**DOCUMENT:**

========

In connection with the acquisition of the Austin Hotel, Moody Holding borrowed $11,500,000 from the lender pursuant to the Loan Agreement by and between Moody Holding and the lender, or the Loan Agreement. The property loan is evidenced by a Promissory Note made by Moody Holding in favor of Lender, or the Note.

 

The entire unpaid principal balance of the property loan and all accrued and unpaid interest and all other amounts due under the Loan Agreement and the related loan documents will be due and payable in full on January 6, 2024, or the maturity date. Interest on the outstanding principal balance of the Property Loan accrues at a per annum rate equal to 5.426%. In the event that, and so long as, any event of default has occurred and is continuing under the property loan, the outstanding principal balance of the property loan and any unpaid interest will bear interest at a per annum rate equal to the lesser of (1) the highest interest rate permitted by applicable law and (2) 10.426%. In addition, in the event that any principal, interest or any other amount due under the property loan is not paid when due, Moody Holding will pay upon demand by the lender a late charge in an amount equal to the lesser of (1) 5.0% of the amount of the overdue payment and (2) the maximum amount payable pursuant to applicable law. Moody Holding may, upon at least thirty (30) days prior written notice to the lender, prepay the outstanding principle balance, plus all accrued interest and other amounts due, in full (but not in part) without payment of any penalty or premium on any business day following the date that is three months prior to the maturity date. Any other voluntary prepayment of the property loan will be subject to a prepayment penalty calculated in accordance with the Loan Agreement.

 

The performance of the obligations of Moody Holding under the property loan are secured by, among other things, (1) a security interest in the Austin Hotel and other collateral granted to the lender by Moody Holding pursuant to a Deed of Trust, Assignment of Leases and Rents, Security Agreement and Fixture Filing, or the Deed of Trust, (2) the subordination in all respects of the Hotel Lease and all of the rights of Master Tenant under the Hotel Lease to the terms and conditions of the Loan Agreement, the Deed of Trust and the other loan documents and the liens created by the Deed of Trust and the other loan documents in favor of the lender, pursuant to a Master Lease Subordination and Attornment Agreement, and (3) an assignment of all of Master Tenant’s right, title and interest in and to the Hotel Management Agreement and the subordination of all of Property Manager’s right to receive management fees and other rights and interests with respect to the Austin Hotel to the liens and interests of the lender pursuant to an Assignment of Management Agreement and Subordination of Management Fees.

========

**Dataset items:**
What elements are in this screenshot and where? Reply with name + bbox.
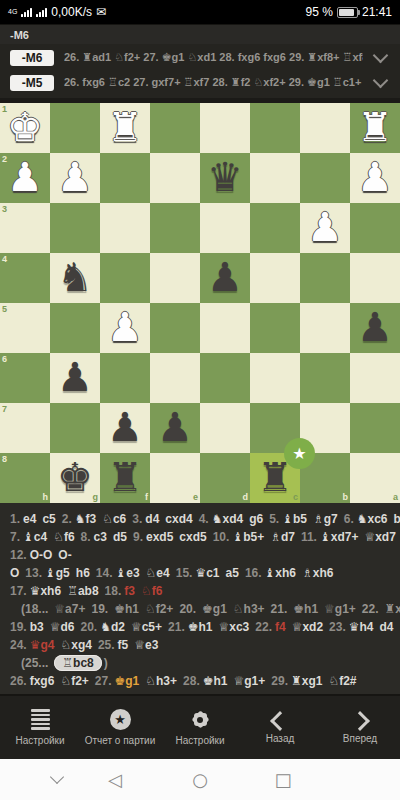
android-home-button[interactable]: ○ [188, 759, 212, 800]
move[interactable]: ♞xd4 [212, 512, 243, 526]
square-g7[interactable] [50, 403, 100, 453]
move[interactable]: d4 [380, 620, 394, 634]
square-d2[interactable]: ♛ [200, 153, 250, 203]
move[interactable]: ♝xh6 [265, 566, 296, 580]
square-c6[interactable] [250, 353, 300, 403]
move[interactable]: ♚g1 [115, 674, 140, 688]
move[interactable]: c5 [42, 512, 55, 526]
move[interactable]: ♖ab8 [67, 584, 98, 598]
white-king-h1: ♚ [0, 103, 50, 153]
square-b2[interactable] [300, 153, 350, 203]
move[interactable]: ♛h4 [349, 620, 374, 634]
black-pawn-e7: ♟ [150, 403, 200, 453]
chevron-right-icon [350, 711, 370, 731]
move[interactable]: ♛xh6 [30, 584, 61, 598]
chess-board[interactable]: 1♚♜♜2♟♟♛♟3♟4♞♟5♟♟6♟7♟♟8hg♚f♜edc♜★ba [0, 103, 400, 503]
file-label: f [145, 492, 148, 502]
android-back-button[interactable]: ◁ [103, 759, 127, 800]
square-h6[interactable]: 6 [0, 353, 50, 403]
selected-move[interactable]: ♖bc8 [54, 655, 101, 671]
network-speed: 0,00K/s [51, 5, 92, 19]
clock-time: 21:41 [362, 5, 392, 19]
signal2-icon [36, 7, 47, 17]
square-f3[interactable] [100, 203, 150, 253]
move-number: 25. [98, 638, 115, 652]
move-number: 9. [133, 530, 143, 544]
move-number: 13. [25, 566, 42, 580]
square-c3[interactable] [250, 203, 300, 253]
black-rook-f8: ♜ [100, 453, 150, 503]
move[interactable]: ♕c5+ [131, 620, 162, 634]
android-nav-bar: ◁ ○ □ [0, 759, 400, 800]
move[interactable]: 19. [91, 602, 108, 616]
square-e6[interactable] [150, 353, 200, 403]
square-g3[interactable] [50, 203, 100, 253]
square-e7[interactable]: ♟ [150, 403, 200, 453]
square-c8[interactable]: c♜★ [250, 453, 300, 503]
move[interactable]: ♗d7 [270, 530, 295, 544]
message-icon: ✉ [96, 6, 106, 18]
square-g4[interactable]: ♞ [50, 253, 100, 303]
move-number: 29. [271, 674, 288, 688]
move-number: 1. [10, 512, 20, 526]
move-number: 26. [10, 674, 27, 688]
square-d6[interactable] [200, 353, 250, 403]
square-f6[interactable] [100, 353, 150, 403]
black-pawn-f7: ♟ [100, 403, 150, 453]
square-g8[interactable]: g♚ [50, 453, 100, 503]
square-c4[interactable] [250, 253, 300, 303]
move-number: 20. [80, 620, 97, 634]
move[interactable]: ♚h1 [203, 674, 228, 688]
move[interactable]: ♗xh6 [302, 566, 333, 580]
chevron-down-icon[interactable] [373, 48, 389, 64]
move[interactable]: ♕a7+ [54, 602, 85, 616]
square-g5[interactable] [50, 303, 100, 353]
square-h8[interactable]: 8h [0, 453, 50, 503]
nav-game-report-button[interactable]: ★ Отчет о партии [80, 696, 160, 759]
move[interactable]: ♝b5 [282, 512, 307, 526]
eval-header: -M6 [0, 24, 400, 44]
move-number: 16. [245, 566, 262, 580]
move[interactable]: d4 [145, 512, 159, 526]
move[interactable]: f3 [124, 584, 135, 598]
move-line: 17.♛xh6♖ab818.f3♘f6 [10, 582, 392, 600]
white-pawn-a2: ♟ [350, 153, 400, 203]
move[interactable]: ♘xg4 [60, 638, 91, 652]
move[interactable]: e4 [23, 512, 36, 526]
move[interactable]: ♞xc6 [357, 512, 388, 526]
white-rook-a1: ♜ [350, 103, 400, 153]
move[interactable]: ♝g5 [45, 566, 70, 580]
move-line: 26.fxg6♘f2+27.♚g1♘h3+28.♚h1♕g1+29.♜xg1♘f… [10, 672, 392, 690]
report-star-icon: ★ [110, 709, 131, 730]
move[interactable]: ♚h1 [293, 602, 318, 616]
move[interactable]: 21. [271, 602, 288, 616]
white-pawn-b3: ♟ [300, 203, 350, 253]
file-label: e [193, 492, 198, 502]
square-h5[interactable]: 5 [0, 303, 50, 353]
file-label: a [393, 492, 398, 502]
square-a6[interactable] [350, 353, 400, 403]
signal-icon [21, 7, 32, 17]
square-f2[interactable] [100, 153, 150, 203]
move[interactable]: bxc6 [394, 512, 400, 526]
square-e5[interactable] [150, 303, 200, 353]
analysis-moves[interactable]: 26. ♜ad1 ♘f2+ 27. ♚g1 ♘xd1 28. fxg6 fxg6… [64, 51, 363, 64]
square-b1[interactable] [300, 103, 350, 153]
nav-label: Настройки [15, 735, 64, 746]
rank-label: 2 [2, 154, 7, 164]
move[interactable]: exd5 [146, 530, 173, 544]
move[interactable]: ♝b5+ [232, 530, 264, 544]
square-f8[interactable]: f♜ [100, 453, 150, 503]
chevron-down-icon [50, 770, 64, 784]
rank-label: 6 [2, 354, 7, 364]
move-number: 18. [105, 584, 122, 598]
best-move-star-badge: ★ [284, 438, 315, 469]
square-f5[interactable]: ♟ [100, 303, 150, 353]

========

**INSTRUCTIONS:**
1 – Answer these questions using the Austin Hotel loan text:
(a) How much did Moody Holding borrow from the lender?
(b) On what date is the property loan due and payable in full?
(c) Under which agreement is the Hotel Lease subordinated to the loan documents?
2 – List every percentage figure in the Austin Hotel loan text, with what each one applies to.
3 – Rewrite as a bulleted list the paragraph of the Austin Hotel loan text that begins "The entire unpaid principal balance", keeping its main facts.
The records are separate material, independent of the Austin Hotel loan text.

**EXPECTED RESPONSES:**
1 –
(a) $11,500,000
(b) January 6, 2024
(c) The Master Lease Subordination and Attornment Agreement

2 –
- 5.426%: the per annum interest rate on the outstanding principal balance
- 10.426%: the per annum default interest rate (if lower than the highest rate allowed by law)
- 5.0%: the late charge on an overdue payment (if lower than the legal maximum)

3 –
- Maturity date: January 6, 2024, when all unpaid principal, accrued interest and other amounts become due in full.
- Interest rate: 5.426% per annum on the outstanding principal.
- Default rate: while an event of default continues, the lesser of the highest legal rate and 10.426% per annum.
- Late charge: on any amount not paid when due, the lesser of 5.0% of the overdue amount and the legal maximum, payable on the lender's demand.
- Penalty-free prepayment: allowed only in full, with at least 30 days' prior written notice, on any business day after the date three months before maturity.
- Other voluntary prepayments: subject to a prepayment penalty calculated under the Loan Agreement.